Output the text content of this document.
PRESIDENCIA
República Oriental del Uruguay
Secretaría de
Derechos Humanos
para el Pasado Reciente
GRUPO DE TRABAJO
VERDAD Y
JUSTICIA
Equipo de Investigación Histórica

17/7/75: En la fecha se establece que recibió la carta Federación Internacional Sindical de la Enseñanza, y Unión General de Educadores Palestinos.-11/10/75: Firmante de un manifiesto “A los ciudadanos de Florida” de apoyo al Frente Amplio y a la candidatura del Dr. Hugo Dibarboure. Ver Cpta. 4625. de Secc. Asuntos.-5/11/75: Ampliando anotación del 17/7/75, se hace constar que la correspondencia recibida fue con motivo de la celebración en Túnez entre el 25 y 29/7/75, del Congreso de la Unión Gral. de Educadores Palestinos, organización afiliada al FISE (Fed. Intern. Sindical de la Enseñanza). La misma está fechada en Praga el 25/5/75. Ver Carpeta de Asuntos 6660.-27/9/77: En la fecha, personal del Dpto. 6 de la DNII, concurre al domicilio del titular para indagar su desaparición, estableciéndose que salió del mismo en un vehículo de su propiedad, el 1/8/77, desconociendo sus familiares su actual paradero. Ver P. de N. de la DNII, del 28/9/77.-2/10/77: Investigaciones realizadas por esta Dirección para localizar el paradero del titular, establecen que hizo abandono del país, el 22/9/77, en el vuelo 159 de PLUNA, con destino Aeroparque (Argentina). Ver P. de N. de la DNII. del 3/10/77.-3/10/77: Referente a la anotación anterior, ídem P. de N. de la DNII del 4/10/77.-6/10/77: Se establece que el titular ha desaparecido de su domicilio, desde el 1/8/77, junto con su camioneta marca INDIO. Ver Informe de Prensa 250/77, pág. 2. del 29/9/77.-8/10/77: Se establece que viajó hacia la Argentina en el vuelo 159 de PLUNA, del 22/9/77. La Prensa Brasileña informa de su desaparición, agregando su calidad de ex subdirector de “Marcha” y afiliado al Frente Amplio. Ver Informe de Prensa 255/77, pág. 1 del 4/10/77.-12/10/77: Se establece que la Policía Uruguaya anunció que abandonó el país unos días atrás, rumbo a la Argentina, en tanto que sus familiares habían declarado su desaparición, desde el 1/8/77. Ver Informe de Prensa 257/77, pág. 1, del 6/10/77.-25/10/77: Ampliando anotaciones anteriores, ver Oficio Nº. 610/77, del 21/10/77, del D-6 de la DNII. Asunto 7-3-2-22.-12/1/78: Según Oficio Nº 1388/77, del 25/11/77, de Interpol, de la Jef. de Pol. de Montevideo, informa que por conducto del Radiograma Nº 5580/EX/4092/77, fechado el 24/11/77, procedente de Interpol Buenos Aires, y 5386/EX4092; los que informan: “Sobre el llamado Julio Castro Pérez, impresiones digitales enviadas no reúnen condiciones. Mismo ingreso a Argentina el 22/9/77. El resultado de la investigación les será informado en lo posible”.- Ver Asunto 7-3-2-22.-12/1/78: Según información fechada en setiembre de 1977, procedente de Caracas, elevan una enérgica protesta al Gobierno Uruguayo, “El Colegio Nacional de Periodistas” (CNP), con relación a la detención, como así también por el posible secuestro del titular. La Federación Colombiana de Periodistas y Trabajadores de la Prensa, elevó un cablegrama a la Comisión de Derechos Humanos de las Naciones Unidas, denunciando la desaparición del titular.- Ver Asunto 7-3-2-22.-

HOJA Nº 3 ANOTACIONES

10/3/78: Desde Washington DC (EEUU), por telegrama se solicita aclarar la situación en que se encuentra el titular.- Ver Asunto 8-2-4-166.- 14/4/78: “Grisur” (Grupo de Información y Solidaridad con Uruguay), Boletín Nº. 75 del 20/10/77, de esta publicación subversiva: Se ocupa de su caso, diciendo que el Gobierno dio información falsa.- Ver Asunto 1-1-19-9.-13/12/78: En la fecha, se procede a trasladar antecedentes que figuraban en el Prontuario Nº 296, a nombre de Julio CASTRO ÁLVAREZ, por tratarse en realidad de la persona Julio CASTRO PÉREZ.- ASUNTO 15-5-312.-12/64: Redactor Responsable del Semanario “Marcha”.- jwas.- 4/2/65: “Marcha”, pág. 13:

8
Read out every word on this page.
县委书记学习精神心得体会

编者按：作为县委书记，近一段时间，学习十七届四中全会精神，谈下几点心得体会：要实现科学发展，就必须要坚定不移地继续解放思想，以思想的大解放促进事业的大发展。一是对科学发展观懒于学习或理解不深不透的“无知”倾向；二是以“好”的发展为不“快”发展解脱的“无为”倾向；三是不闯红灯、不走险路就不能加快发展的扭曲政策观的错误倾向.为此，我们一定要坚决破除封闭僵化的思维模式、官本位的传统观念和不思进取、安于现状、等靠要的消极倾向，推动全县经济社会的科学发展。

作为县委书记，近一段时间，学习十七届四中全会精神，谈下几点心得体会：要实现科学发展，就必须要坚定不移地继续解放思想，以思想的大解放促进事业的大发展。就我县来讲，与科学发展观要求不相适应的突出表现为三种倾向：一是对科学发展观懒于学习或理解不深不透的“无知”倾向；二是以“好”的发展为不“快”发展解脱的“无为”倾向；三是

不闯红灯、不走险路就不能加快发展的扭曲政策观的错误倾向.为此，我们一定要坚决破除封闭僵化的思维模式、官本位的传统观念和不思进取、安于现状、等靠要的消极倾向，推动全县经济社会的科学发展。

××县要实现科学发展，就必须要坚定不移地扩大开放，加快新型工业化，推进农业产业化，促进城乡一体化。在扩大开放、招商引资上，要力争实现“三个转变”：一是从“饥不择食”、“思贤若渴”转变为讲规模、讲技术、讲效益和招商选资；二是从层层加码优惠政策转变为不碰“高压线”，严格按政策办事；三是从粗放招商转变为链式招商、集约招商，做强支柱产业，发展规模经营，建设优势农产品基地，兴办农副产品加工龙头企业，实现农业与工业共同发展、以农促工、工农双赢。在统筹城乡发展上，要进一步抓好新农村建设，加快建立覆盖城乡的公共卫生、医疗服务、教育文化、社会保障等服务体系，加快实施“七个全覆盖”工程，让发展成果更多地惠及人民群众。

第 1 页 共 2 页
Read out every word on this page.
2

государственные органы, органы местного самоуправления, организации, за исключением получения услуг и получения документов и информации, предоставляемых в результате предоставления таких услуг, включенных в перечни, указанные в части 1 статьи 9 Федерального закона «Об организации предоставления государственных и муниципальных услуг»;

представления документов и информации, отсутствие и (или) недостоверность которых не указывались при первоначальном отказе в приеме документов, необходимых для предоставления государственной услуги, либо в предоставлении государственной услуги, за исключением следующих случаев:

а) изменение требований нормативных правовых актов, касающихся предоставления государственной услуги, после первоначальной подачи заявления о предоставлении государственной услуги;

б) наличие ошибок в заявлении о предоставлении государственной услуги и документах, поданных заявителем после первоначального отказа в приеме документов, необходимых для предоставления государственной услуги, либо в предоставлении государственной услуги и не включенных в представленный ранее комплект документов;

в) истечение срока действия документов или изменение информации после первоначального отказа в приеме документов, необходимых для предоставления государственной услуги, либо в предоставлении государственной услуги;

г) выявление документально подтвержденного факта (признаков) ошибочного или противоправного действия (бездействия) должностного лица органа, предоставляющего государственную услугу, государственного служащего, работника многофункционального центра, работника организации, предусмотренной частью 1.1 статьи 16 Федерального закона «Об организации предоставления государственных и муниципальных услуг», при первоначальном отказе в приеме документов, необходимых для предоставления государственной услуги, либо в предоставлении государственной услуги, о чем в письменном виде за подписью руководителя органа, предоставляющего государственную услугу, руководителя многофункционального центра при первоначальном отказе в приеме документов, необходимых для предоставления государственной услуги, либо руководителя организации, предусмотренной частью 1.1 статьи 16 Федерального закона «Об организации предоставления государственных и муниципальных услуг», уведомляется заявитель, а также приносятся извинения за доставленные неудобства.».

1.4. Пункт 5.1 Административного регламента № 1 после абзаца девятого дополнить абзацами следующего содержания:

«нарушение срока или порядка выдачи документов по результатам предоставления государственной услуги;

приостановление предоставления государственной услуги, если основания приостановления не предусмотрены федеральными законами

◇ ◇ ◇ ◇ ◇ ◇ ◇

Filter the listing for the word "安于现状" and copy every line that holds it.

[RESPONSE FOR THIS EXERCISE]:
编者按：作为县委书记，近一段时间，学习十七届四中全会精神，谈下几点心得体会：要实现科学发展，就必须要坚定不移地继续解放思想，以思想的大解放促进事业的大发展。一是对科学发展观懒于学习或理解不深不透的“无知”倾向；二是以“好”的发展为不“快”发展解脱的“无为”倾向；三是不闯红灯、不走险路就不能加快发展的扭曲政策观的错误倾向.为此，我们一定要坚决破除封闭僵化的思维模式、官本位的传统观念和不思进取、安于现状、等靠要的消极倾向，推动全县经济社会的科学发展。
不闯红灯、不走险路就不能加快发展的扭曲政策观的错误倾向.为此，我们一定要坚决破除封闭僵化的思维模式、官本位的传统观念和不思进取、安于现状、等靠要的消极倾向，推动全县经济社会的科学发展。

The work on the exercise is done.